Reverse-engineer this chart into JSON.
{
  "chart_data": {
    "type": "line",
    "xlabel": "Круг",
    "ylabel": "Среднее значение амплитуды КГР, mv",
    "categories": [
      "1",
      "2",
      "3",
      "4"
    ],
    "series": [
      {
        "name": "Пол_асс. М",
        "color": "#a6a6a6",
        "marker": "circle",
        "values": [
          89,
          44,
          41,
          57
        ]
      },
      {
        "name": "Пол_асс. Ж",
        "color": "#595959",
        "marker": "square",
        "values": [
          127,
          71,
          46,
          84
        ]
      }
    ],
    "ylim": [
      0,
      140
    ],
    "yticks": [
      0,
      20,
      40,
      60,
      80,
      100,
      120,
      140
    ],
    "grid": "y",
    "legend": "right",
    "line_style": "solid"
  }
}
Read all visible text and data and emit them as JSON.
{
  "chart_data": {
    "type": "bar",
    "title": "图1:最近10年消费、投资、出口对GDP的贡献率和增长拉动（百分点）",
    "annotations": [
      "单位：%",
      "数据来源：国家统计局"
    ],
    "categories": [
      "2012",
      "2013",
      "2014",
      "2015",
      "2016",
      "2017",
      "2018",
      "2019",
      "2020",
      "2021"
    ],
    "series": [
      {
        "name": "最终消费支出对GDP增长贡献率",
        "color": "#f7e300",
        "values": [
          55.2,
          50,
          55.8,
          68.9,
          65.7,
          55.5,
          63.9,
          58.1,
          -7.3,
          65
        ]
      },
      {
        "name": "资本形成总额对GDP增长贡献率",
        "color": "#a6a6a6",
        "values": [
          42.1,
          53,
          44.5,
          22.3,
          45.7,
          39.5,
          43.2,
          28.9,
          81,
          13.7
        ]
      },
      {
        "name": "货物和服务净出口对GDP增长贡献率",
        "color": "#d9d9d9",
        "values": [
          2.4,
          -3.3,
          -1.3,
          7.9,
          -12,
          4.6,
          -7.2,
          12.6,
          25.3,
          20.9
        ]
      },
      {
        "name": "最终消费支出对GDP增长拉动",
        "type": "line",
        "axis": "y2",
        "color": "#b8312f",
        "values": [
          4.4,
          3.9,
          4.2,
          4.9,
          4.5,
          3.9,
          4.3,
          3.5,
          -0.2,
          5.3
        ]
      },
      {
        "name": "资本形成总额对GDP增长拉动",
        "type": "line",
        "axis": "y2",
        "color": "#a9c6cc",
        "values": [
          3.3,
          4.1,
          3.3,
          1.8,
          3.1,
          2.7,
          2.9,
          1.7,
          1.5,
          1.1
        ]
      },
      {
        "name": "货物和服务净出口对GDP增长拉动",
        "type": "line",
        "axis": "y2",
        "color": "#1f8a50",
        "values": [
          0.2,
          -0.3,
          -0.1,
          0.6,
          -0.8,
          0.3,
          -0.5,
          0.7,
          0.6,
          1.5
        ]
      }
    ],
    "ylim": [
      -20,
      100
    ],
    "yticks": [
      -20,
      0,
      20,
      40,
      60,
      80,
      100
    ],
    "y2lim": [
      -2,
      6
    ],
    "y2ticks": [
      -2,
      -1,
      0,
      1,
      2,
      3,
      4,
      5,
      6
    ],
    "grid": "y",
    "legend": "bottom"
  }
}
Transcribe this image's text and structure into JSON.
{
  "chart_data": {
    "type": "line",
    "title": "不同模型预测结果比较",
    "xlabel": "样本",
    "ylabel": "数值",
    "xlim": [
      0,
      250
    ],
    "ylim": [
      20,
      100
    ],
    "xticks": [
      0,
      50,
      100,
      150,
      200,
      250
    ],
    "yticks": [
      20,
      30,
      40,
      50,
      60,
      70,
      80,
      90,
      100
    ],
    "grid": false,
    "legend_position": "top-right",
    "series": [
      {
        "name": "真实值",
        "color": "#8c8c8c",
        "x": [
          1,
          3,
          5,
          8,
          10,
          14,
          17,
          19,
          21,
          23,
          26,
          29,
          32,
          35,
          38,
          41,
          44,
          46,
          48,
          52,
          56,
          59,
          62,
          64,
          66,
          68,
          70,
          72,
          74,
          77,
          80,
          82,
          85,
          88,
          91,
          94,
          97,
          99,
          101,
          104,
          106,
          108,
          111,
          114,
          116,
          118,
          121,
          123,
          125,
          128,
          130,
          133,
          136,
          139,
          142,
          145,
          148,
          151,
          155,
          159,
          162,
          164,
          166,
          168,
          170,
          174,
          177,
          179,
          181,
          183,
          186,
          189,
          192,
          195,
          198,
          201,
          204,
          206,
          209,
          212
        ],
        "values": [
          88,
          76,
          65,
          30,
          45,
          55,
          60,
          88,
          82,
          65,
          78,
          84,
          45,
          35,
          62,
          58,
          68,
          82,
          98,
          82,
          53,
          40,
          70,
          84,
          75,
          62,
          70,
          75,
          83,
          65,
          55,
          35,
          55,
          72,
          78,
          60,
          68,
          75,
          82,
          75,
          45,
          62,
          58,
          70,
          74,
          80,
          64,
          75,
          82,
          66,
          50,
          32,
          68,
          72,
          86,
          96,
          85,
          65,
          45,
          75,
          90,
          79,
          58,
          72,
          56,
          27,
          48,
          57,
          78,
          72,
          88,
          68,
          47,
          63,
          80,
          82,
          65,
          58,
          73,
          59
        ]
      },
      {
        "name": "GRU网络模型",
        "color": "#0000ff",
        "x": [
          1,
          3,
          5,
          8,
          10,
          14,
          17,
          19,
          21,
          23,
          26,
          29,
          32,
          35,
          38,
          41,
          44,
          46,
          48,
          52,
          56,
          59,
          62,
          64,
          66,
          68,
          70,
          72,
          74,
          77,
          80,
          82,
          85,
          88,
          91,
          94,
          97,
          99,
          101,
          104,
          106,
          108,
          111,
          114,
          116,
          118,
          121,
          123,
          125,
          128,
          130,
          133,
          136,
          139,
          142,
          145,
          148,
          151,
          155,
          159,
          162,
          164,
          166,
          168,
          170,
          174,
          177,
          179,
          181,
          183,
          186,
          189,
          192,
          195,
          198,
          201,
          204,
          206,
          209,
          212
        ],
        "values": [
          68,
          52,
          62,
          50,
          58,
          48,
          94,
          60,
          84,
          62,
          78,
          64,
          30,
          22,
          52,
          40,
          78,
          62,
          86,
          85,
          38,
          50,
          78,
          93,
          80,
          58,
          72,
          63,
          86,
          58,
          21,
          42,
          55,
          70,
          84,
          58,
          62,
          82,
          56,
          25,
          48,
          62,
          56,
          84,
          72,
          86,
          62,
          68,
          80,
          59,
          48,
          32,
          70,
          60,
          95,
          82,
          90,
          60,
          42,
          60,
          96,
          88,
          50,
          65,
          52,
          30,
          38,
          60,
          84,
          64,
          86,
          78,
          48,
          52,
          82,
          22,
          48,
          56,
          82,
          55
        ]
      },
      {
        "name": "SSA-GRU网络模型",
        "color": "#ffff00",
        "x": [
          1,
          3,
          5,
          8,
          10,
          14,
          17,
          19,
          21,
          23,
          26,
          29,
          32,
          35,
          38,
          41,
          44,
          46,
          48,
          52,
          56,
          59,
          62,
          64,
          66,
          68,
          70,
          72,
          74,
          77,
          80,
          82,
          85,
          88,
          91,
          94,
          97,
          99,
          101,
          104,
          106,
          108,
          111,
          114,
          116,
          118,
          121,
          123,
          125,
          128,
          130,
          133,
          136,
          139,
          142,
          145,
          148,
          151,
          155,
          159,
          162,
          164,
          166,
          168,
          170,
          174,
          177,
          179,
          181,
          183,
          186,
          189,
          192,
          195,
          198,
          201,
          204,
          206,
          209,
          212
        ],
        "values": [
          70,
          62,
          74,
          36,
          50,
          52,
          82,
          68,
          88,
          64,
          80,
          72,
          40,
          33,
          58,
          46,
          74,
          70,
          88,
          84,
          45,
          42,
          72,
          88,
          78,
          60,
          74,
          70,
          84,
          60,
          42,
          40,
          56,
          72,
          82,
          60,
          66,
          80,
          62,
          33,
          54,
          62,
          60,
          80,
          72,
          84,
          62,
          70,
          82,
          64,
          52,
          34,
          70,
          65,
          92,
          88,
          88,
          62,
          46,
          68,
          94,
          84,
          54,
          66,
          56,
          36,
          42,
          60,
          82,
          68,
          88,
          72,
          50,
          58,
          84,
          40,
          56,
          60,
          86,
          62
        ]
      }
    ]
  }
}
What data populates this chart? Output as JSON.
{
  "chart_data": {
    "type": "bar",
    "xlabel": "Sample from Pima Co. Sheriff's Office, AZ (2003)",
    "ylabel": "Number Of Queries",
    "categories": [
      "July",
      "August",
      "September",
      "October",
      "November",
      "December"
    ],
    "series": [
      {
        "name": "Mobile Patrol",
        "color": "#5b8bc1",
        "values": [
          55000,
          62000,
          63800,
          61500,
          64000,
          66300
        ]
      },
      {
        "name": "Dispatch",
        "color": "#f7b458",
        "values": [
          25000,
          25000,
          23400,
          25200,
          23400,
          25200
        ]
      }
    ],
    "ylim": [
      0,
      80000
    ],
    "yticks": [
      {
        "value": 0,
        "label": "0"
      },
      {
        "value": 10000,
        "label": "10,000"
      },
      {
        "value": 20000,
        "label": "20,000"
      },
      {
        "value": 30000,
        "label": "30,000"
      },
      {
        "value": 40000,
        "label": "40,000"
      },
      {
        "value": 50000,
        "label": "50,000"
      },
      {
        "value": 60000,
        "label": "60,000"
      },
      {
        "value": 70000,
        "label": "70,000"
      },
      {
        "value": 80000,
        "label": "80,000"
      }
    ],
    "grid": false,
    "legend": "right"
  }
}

++++++

Return each line that includes "into".

» Final result:
Reverse-engineer this chart into JSON.
Transcribe this image's text and structure into JSON.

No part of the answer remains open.